The problem >>
In the records, change "manhattan-point" to "association-point" everywhere from the line containing "manhattan-point <box>300 184 303 187</box>" down to the line containing "dot-plot-point <box>148 357 152 361</box>", and return only those lines with nothing else altered.

Supplied entries >>

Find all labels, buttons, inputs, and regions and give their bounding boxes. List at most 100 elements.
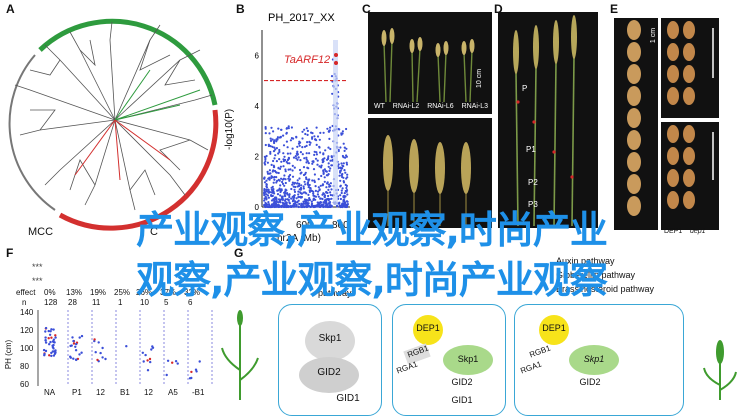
manhattan-point <box>300 184 303 187</box>
manhattan-point <box>302 191 305 194</box>
manhattan-point <box>289 168 292 171</box>
dot-plot-point <box>54 334 57 337</box>
effect-value: 26% <box>136 288 153 297</box>
manhattan-point <box>282 134 285 137</box>
x-tick: NA <box>44 388 56 397</box>
manhattan-point <box>291 183 294 186</box>
plant-labels: WT RNAi-L2 RNAi-L6 RNAi-L3 <box>370 103 492 110</box>
manhattan-point <box>267 191 270 194</box>
manhattan-ylabel: -log10(P) <box>224 108 235 150</box>
dot-plot-point <box>148 357 152 361</box>
manhattan-point <box>308 198 311 201</box>
manhattan-point <box>339 166 342 170</box>
manhattan-point <box>268 169 271 172</box>
manhattan-point <box>328 137 331 140</box>
manhattan-point <box>277 171 280 175</box>
effect-value: 25% <box>114 288 131 297</box>
manhattan-point <box>308 189 311 192</box>
manhattan-point <box>342 181 346 184</box>
n-label: n <box>22 298 27 307</box>
manhattan-point <box>345 155 348 158</box>
manhattan-point <box>295 135 298 138</box>
manhattan-point <box>329 147 332 151</box>
manhattan-point <box>340 162 343 165</box>
manhattan-point <box>272 150 276 153</box>
manhattan-point <box>298 182 301 185</box>
manhattan-point <box>286 146 289 149</box>
manhattan-point <box>287 205 290 209</box>
manhattan-point <box>299 192 302 195</box>
manhattan-point <box>265 183 268 186</box>
manhattan-point <box>275 176 278 179</box>
manhattan-point <box>326 198 329 201</box>
legend-c: C <box>150 226 158 238</box>
manhattan-point <box>305 127 308 130</box>
manhattan-point <box>285 140 288 143</box>
manhattan-point <box>312 197 315 200</box>
effect-value: 37% <box>160 288 177 297</box>
manhattan-point <box>291 175 295 178</box>
dot-plot-point <box>74 349 78 352</box>
dot-plot-point <box>96 358 99 362</box>
manhattan-point <box>287 168 290 171</box>
manhattan-point <box>327 183 331 186</box>
manhattan-point <box>302 205 305 208</box>
box2-gid1: GID1 <box>451 395 473 405</box>
manhattan-point <box>281 182 285 185</box>
manhattan-point <box>288 201 291 204</box>
y-tick: 100 <box>20 344 34 353</box>
y-tick-label: 0 <box>255 203 260 212</box>
manhattan-point <box>328 169 331 172</box>
manhattan-point <box>286 162 289 165</box>
manhattan-point <box>289 173 292 177</box>
legend-auxin: Auxin pathway <box>556 256 615 266</box>
manhattan-point <box>303 145 307 148</box>
manhattan-point <box>282 160 285 163</box>
manhattan-point <box>289 152 292 155</box>
tree-arc-gray <box>8 54 56 211</box>
plant-label-l6: RNAi-L6 <box>427 103 454 110</box>
box3-rga1: RGA1 <box>519 359 543 376</box>
dot-plot-point <box>44 349 48 353</box>
dot-plot-point <box>49 330 52 333</box>
manhattan-point <box>327 162 330 165</box>
manhattan-point <box>287 157 290 160</box>
manhattan-point <box>327 155 330 158</box>
manhattan-point <box>284 181 287 185</box>
manhattan-point <box>284 198 287 201</box>
dot-plot <box>37 310 213 386</box>
manhattan-point <box>345 186 348 190</box>
dot-plot-point <box>174 360 178 363</box>
x-tick: A5 <box>168 388 178 397</box>
manhattan-point <box>308 152 311 155</box>
panel-label-e: E <box>610 2 619 16</box>
manhattan-point <box>267 143 270 146</box>
seed-label-dep1-mutant: dep1 <box>690 228 706 235</box>
manhattan-point <box>301 130 304 133</box>
dot-plot-point <box>80 334 84 338</box>
manhattan-point <box>344 189 347 193</box>
manhattan-point <box>325 203 329 207</box>
effect-value: 19% <box>90 288 107 297</box>
manhattan-point <box>272 166 276 169</box>
manhattan-point <box>345 147 348 150</box>
dot-plot-point <box>146 369 150 372</box>
manhattan-point <box>264 195 267 198</box>
manhattan-point <box>285 201 288 204</box>
manhattan-point <box>285 127 288 130</box>
manhattan-point <box>275 147 278 150</box>
manhattan-point <box>327 188 330 191</box>
manhattan-point <box>305 152 308 155</box>
manhattan-point <box>315 153 318 156</box>
manhattan-point <box>325 174 328 177</box>
dot-plot-point <box>49 340 52 344</box>
manhattan-point <box>337 202 341 205</box>
manhattan-point <box>281 201 284 204</box>
manhattan-point <box>297 195 300 199</box>
manhattan-point <box>292 137 295 140</box>
manhattan-point <box>296 201 299 204</box>
manhattan-point <box>327 194 330 198</box>
manhattan-point <box>337 148 340 151</box>
manhattan-point <box>281 205 284 208</box>
manhattan-point <box>307 193 310 196</box>
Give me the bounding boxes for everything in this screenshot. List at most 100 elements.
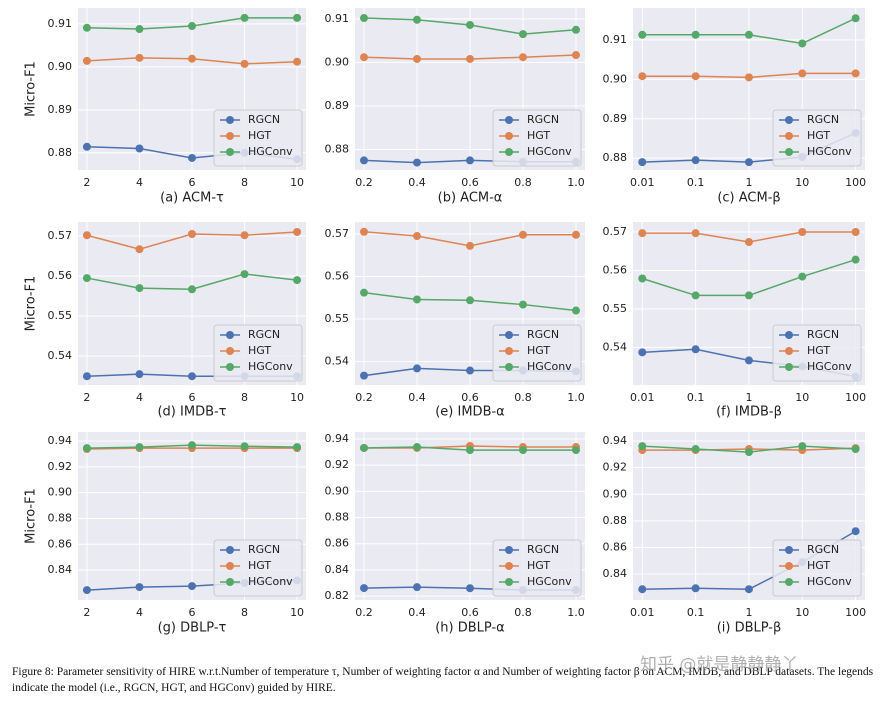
y-tick-label: 0.91 [48,17,73,30]
data-point [851,227,860,236]
panel: 0.88 0.89 0.90 0.91 0.01 0.1 1 10 100 (c) ACM-β RG… [603,8,866,206]
legend-label: HGConv [807,575,852,588]
legend: RGCN HGT HGConv [492,539,582,597]
x-tick-label: 10 [290,176,304,189]
panel: 0.54 0.55 0.56 0.57 2 4 6 8 10 (d) IMDB-τ Micro-F1… [24,222,306,420]
x-tick-label: 0.01 [630,176,655,189]
data-point [188,582,196,591]
data-point [188,372,196,381]
y-tick-label: 0.94 [48,434,73,447]
data-point [240,13,249,22]
x-tick-label: 0.4 [408,176,426,189]
y-tick-label: 0.86 [48,537,73,550]
legend: RGCN HGT HGConv [772,109,862,167]
x-tick-label: 4 [136,391,143,404]
legend: RGCN HGT HGConv [213,324,303,382]
y-tick-label: 0.91 [325,12,350,25]
data-point [466,156,474,165]
data-point [360,584,369,593]
legend-label: HGConv [527,575,572,588]
data-point [638,30,647,39]
legend-marker [505,347,513,355]
legend-marker [785,331,793,339]
x-tick-label: 1.0 [567,176,585,189]
y-tick-label: 0.92 [603,461,628,474]
x-tick-label: 2 [83,391,90,404]
legend-marker [785,148,793,156]
y-tick-label: 0.82 [325,589,350,602]
panel: 0.82 0.84 0.86 0.88 0.90 0.92 0.94 0.2 0.4 0.6 0.8… [325,432,585,636]
data-point [413,15,422,24]
x-tick-label: 0.6 [461,391,479,404]
legend-label: RGCN [527,328,559,341]
legend-marker [785,578,793,586]
data-point [240,442,249,451]
legend-label: HGT [807,344,830,357]
x-tick-label: 0.4 [408,391,426,404]
legend-label: HGT [248,129,271,142]
legend-label: HGT [527,129,550,142]
x-tick-label: 8 [241,391,248,404]
y-tick-label: 0.94 [603,434,628,447]
legend-marker [505,546,513,554]
legend-label: RGCN [248,113,280,126]
data-point [360,227,369,236]
data-point [691,445,700,454]
data-point [691,156,700,165]
data-point [851,527,860,536]
legend-marker [505,148,513,156]
data-point [466,20,474,29]
legend-label: HGConv [248,360,293,373]
data-point [798,69,807,78]
x-tick-label: 10 [795,176,809,189]
data-point [798,39,807,48]
x-tick-label: 10 [795,606,809,619]
data-point [744,237,753,246]
y-tick-label: 0.86 [603,540,628,553]
y-tick-label: 0.92 [325,458,350,471]
legend-marker [785,562,793,570]
x-tick-label: 0.1 [687,391,705,404]
data-point [851,14,860,23]
legend: RGCN HGT HGConv [492,324,582,382]
x-tick-label: 1.0 [567,606,585,619]
data-point [188,285,196,294]
data-point [82,231,91,240]
chart-title: (g) DBLP-τ [158,621,227,636]
panel: 0.84 0.86 0.88 0.90 0.92 0.94 0.01 0.1 1 10 100 (i)… [603,432,866,636]
data-point [851,445,860,454]
data-point [188,153,196,162]
legend-marker [505,363,513,371]
legend-label: RGCN [807,113,839,126]
data-point [413,583,422,592]
data-point [638,442,647,451]
x-tick-label: 10 [290,391,304,404]
legend-marker [505,578,513,586]
y-tick-label: 0.89 [48,103,73,116]
x-tick-label: 100 [845,176,866,189]
x-tick-label: 0.6 [461,176,479,189]
data-point [466,584,474,593]
y-tick-label: 0.86 [325,537,350,550]
legend-marker [226,546,234,554]
y-tick-label: 0.90 [48,486,73,499]
data-point [240,231,249,240]
data-point [413,443,422,452]
figure: 0.880.890.900.912 4 6 8 10(a) ACM-τMicro-F1R… [24,8,866,636]
data-point [82,142,91,151]
legend: RGCN HGT HGConv [213,109,303,167]
panel: 0.88 0.89 0.90 0.91 0.2 0.4 0.6 0.8 1.0 (b) ACM-α… [325,8,585,206]
data-point [135,53,144,62]
data-point [82,56,91,65]
data-point [691,229,700,238]
legend-label: RGCN [527,113,559,126]
legend: RGCN HGT HGConv [772,539,862,597]
x-tick-label: 0.01 [630,391,655,404]
x-tick-label: 4 [136,606,143,619]
data-point [240,59,249,68]
x-tick-label: 0.2 [355,606,373,619]
y-tick-label: 0.84 [325,563,350,576]
data-point [135,443,144,452]
y-axis-label: Micro-F1 [24,61,39,117]
legend-marker [226,331,234,339]
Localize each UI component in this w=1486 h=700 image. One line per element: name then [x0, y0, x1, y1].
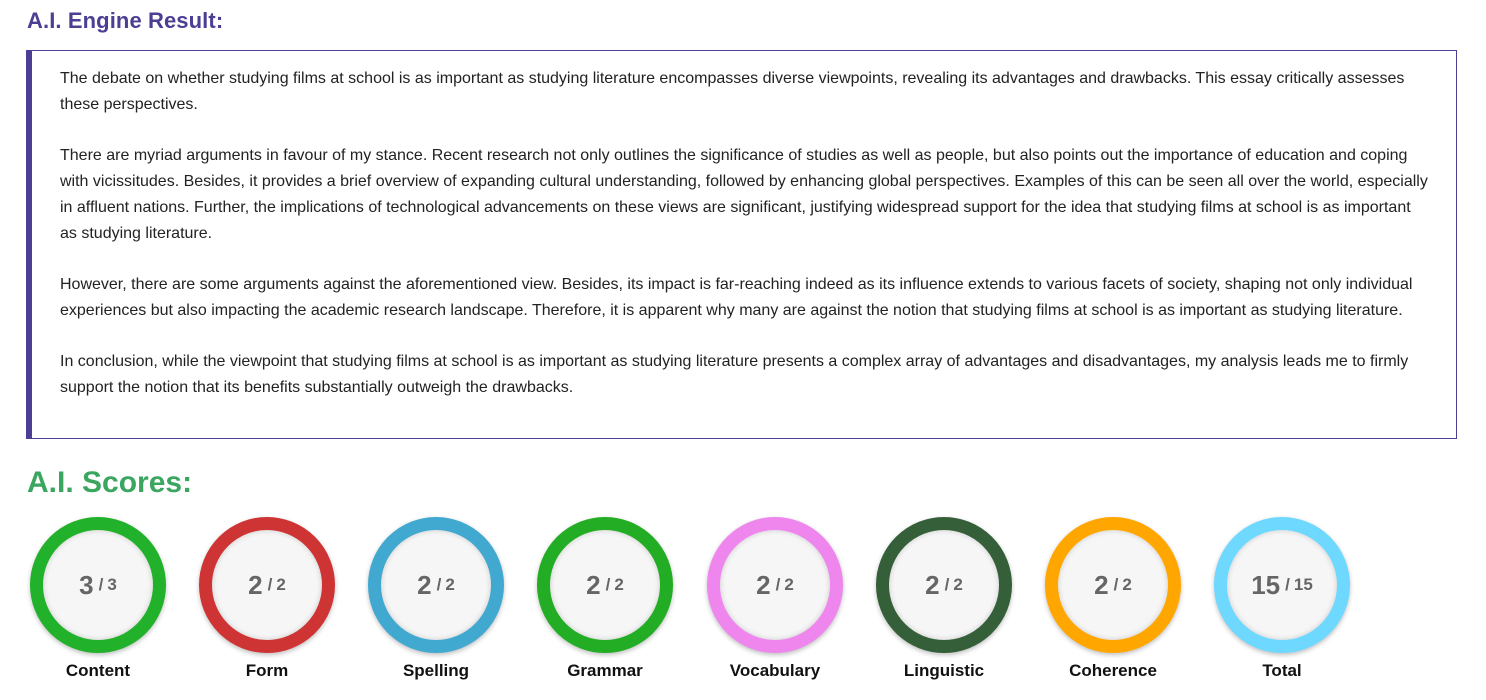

Written reply >>
association-point <box>300 184 303 187</box>
association-point <box>302 191 305 194</box>
association-point <box>289 168 292 171</box>
dot-plot-point <box>54 334 57 337</box>
effect-value: 26% <box>136 288 153 297</box>
association-point <box>282 134 285 137</box>
x-tick: NA <box>44 388 56 397</box>
association-point <box>291 183 294 186</box>
plant-labels: WT RNAi-L2 RNAi-L6 RNAi-L3 <box>370 103 492 110</box>
association-point <box>267 191 270 194</box>
manhattan-ylabel: -log10(P) <box>224 108 235 150</box>
dot-plot-point <box>148 357 152 361</box>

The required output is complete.